■ Information shown ■
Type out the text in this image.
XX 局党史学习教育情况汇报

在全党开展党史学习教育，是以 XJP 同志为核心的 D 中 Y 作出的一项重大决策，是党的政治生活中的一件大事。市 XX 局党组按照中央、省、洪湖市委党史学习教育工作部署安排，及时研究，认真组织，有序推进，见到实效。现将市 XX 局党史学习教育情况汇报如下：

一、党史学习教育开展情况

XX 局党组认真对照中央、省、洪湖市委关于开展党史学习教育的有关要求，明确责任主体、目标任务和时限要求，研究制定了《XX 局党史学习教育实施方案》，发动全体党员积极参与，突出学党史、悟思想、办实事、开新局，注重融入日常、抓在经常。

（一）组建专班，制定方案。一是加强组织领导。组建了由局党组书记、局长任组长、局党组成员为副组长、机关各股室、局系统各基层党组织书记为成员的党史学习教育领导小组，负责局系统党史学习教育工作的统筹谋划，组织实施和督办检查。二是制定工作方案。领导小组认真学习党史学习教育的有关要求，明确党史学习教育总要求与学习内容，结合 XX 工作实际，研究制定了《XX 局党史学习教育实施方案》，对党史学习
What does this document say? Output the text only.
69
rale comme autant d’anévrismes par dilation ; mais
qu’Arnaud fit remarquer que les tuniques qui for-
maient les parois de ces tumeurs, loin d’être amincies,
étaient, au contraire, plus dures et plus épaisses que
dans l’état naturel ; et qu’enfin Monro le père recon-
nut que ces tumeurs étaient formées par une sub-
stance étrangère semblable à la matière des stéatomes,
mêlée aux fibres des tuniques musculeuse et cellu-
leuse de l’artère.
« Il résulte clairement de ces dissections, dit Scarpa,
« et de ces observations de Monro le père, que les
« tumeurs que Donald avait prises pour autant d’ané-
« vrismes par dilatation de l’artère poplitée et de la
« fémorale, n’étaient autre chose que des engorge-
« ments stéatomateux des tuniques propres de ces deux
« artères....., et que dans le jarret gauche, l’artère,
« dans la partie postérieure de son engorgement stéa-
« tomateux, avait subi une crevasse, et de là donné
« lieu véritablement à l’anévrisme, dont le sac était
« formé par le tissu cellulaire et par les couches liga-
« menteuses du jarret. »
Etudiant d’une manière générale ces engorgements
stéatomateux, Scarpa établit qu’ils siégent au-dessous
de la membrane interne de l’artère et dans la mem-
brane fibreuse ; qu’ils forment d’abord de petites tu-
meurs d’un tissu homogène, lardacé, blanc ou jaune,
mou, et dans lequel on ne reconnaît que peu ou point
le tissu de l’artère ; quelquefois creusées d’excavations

■ Task to complete ■
Please set down each line of the records exactly as given.

■ Full solution ■
Type out the text in this image.
XX 局党史学习教育情况汇报

在全党开展党史学习教育，是以 XJP 同志为核心的 D 中 Y 作出的一项重大决策，是党的政治生活中的一件大事。市 XX 局党组按照中央、省、洪湖市委党史学习教育工作部署安排，及时研究，认真组织，有序推进，见到实效。现将市 XX 局党史学习教育情况汇报如下：

一、党史学习教育开展情况

XX 局党组认真对照中央、省、洪湖市委关于开展党史学习教育的有关要求，明确责任主体、目标任务和时限要求，研究制定了《XX 局党史学习教育实施方案》，发动全体党员积极参与，突出学党史、悟思想、办实事、开新局，注重融入日常、抓在经常。

（一）组建专班，制定方案。一是加强组织领导。组建了由局党组书记、局长任组长、局党组成员为副组长、机关各股室、局系统各基层党组织书记为成员的党史学习教育领导小组，负责局系统党史学习教育工作的统筹谋划，组织实施和督办检查。二是制定工作方案。领导小组认真学习党史学习教育的有关要求，明确党史学习教育总要求与学习内容，结合 XX 工作实际，研究制定了《XX 局党史学习教育实施方案》，对党史学习
What does this document say? Output the text only.
69
rale comme autant d’anévrismes par dilation ; mais
qu’Arnaud fit remarquer que les tuniques qui for-
maient les parois de ces tumeurs, loin d’être amincies,
étaient, au contraire, plus dures et plus épaisses que
dans l’état naturel ; et qu’enfin Monro le père recon-
nut que ces tumeurs étaient formées par une sub-
stance étrangère semblable à la matière des stéatomes,
mêlée aux fibres des tuniques musculeuse et cellu-
leuse de l’artère.
« Il résulte clairement de ces dissections, dit Scarpa,
« et de ces observations de Monro le père, que les
« tumeurs que Donald avait prises pour autant d’ané-
« vrismes par dilatation de l’artère poplitée et de la
« fémorale, n’étaient autre chose que des engorge-
« ments stéatomateux des tuniques propres de ces deux
« artères....., et que dans le jarret gauche, l’artère,
« dans la partie postérieure de son engorgement stéa-
« tomateux, avait subi une crevasse, et de là donné
« lieu véritablement à l’anévrisme, dont le sac était
« formé par le tissu cellulaire et par les couches liga-
« menteuses du jarret. »
Etudiant d’une manière générale ces engorgements
stéatomateux, Scarpa établit qu’ils siégent au-dessous
de la membrane interne de l’artère et dans la mem-
brane fibreuse ; qu’ils forment d’abord de petites tu-
meurs d’un tissu homogène, lardacé, blanc ou jaune,
mou, et dans lequel on ne reconnaît que peu ou point
le tissu de l’artère ; quelquefois creusées d’excavations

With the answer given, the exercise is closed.